— begin SOURCE RECORDS —

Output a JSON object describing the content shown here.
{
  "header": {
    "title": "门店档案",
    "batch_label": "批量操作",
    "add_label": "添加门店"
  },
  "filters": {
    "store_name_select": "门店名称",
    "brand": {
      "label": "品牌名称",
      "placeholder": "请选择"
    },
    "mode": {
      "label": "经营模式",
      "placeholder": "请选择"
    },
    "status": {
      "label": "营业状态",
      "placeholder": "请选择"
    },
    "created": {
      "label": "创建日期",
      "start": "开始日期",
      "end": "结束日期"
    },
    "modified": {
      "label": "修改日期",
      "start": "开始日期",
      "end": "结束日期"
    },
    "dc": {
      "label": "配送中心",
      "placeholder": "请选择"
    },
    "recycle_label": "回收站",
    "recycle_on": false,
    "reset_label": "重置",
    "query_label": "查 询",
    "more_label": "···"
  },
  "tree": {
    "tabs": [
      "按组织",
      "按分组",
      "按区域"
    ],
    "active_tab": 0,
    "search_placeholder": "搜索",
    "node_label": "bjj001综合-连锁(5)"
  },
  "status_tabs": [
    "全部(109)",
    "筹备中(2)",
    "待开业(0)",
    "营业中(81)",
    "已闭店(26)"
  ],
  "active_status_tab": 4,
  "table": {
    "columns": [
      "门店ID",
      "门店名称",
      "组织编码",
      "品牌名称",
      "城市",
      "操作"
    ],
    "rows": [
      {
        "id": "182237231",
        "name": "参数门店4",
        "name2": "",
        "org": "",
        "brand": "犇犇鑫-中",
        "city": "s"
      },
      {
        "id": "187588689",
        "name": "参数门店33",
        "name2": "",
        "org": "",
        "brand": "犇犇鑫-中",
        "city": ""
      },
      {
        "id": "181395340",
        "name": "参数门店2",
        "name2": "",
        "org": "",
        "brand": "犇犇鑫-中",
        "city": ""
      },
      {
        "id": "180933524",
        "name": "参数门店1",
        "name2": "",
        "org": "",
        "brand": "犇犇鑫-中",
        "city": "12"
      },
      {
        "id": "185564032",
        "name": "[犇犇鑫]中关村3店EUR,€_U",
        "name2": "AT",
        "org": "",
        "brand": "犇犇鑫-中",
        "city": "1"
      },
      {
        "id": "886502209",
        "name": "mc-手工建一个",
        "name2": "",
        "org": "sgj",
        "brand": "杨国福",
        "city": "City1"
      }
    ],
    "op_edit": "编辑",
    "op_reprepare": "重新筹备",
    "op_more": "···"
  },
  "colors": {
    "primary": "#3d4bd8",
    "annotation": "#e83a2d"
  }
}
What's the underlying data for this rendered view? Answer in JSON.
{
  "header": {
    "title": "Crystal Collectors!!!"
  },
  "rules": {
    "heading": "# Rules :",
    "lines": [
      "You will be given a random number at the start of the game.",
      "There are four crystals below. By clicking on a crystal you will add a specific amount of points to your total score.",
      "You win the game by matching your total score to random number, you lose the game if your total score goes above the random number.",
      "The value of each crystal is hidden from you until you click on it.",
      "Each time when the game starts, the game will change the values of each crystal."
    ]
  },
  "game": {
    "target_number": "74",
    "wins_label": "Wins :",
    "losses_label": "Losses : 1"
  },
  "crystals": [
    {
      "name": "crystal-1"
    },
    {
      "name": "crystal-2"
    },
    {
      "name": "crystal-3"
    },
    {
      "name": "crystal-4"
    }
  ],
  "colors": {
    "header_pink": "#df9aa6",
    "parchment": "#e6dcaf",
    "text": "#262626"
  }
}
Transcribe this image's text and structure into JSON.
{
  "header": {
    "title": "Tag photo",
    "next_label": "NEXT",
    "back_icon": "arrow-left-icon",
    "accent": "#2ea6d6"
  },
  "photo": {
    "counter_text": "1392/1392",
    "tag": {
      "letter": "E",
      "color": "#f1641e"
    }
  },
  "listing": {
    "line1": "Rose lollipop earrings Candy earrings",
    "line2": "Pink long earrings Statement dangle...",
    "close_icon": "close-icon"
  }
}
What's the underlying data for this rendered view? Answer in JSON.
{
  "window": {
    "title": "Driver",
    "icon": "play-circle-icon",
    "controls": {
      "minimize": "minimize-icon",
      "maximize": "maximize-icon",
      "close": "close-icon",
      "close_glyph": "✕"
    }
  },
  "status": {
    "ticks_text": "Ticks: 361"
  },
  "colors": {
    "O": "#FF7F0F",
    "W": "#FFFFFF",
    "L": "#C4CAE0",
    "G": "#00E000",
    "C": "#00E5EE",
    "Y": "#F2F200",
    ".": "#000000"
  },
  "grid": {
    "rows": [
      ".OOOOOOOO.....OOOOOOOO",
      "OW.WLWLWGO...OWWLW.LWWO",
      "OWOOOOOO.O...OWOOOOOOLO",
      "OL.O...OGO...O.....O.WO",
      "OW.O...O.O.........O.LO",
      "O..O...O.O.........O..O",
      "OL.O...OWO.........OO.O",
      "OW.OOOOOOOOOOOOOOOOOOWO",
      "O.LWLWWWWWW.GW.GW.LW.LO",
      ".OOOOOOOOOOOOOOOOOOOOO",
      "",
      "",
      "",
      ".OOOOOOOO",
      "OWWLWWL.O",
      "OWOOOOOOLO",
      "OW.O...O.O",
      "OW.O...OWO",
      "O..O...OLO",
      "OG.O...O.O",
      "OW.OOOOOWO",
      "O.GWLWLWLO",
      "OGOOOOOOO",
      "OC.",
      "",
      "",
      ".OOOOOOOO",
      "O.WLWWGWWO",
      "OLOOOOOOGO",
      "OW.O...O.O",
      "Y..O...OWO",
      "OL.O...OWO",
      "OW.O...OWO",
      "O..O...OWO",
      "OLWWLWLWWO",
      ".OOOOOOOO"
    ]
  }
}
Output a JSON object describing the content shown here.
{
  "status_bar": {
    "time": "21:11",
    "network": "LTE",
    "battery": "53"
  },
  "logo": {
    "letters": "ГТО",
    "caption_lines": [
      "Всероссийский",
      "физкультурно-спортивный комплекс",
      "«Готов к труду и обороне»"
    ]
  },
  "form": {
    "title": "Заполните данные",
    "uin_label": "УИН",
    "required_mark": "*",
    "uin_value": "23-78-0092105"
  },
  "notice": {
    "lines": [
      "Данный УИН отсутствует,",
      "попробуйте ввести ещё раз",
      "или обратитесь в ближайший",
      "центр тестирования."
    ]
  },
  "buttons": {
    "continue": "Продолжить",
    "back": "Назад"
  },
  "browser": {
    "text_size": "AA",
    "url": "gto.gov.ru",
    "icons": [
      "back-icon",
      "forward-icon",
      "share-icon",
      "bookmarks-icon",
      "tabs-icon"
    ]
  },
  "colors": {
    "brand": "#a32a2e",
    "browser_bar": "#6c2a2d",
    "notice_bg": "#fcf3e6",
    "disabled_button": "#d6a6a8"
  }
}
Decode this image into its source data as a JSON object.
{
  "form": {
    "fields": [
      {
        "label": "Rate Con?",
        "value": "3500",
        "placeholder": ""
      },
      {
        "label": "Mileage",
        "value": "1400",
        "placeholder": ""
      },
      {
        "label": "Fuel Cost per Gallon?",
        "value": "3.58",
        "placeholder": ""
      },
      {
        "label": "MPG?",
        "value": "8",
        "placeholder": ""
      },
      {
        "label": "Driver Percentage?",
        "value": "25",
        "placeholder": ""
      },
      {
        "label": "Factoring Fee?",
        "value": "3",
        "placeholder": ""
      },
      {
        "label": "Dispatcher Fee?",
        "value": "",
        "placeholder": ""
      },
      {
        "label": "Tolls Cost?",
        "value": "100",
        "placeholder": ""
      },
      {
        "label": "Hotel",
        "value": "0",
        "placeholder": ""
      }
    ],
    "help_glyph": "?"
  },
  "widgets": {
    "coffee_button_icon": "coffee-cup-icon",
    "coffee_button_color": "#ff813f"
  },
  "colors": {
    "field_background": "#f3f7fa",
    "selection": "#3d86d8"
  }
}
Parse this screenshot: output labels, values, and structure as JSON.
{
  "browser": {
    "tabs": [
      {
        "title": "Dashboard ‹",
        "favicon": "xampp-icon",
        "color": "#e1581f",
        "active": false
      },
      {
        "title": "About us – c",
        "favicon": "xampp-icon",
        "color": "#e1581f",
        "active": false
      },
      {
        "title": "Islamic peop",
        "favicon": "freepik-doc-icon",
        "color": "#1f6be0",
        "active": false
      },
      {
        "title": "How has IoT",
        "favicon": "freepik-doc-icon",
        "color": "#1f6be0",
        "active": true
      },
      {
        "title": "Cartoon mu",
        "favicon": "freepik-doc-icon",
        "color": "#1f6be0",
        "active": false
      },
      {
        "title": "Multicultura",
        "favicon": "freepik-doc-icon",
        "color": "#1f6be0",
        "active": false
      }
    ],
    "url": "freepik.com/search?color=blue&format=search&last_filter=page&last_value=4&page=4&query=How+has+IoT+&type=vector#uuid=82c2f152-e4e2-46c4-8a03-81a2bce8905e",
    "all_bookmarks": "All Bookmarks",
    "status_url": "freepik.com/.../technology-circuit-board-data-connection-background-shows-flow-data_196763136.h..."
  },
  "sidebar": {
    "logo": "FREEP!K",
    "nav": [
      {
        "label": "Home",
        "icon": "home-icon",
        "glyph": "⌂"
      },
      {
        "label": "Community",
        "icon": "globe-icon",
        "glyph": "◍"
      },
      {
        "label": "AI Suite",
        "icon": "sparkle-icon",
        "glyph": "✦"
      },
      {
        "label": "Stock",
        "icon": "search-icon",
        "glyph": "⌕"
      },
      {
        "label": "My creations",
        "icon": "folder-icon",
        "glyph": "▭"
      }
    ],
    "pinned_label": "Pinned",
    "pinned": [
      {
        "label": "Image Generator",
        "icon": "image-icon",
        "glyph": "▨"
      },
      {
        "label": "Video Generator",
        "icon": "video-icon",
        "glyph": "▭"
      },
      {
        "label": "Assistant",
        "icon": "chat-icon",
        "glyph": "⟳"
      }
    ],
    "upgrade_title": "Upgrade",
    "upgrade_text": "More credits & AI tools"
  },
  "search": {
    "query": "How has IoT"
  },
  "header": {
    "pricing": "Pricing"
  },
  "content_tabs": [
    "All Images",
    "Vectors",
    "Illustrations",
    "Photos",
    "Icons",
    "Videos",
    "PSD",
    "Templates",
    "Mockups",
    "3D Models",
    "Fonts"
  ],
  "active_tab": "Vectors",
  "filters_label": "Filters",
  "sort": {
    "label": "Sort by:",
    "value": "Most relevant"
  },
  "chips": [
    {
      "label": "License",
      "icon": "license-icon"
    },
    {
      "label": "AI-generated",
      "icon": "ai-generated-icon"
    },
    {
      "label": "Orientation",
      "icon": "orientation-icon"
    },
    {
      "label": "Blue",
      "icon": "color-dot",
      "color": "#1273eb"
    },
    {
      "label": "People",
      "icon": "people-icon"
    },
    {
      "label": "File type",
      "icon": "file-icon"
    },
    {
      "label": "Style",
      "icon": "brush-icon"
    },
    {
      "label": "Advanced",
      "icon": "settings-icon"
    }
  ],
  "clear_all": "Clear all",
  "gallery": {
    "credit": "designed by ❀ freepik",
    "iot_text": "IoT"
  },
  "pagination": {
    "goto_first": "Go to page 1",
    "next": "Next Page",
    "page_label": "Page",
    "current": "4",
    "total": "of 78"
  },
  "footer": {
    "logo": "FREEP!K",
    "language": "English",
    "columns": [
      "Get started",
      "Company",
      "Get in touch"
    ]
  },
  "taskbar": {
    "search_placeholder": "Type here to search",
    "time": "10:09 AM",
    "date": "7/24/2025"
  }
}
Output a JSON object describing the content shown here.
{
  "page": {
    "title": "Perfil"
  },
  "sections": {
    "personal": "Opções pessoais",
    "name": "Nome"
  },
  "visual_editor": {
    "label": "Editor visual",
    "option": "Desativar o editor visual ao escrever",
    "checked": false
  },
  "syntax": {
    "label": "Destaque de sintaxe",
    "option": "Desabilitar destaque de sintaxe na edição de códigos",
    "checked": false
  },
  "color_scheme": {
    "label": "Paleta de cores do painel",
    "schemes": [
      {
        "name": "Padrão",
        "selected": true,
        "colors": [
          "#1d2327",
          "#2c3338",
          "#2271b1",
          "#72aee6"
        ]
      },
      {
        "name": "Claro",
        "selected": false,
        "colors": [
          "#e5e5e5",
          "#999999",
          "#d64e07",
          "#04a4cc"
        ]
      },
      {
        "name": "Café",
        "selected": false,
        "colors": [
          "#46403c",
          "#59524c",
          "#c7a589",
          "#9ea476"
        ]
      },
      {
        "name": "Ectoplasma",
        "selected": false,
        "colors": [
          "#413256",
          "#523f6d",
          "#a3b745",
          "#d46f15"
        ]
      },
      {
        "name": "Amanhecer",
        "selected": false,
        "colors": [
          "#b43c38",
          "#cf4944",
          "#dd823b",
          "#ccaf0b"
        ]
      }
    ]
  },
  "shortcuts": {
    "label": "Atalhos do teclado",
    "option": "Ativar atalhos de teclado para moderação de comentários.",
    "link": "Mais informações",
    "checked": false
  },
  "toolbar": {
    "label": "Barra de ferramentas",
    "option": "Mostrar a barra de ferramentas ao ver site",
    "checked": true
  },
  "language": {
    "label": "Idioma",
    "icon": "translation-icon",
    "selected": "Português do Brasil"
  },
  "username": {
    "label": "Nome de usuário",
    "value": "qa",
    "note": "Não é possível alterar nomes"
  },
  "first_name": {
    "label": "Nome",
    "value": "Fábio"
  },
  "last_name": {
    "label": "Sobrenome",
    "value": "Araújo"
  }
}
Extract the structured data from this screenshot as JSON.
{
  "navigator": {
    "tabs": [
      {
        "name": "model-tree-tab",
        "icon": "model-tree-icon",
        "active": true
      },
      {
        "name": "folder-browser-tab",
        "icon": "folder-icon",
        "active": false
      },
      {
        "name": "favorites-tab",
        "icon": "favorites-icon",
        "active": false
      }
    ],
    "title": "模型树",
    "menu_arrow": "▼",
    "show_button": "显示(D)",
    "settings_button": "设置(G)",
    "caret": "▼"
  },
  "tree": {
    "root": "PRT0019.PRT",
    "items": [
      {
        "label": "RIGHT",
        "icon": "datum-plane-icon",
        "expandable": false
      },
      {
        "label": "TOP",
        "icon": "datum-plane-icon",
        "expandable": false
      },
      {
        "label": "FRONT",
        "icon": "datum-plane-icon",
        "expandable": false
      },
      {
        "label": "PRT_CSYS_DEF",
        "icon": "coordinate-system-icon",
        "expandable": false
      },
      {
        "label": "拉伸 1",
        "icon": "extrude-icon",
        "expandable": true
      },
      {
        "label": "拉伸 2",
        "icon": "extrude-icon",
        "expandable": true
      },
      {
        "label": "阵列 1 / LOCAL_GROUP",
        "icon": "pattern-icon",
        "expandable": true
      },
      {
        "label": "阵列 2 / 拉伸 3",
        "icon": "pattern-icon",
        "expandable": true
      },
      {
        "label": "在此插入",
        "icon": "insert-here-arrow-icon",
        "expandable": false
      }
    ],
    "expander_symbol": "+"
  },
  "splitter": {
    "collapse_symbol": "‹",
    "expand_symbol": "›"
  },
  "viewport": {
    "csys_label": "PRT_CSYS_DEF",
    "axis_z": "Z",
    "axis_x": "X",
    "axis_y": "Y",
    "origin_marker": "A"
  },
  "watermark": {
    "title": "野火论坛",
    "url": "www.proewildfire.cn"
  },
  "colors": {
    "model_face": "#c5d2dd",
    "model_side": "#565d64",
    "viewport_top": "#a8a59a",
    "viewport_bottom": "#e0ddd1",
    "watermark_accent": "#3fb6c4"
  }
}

— end SOURCE RECORDS —

- GIVEN REQUEST -
Go over the data above and copy every line that has the word "Generator" in it.

- ANSWER FOR THE TASK -
        "label": "Image Generator",
        "label": "Video Generator",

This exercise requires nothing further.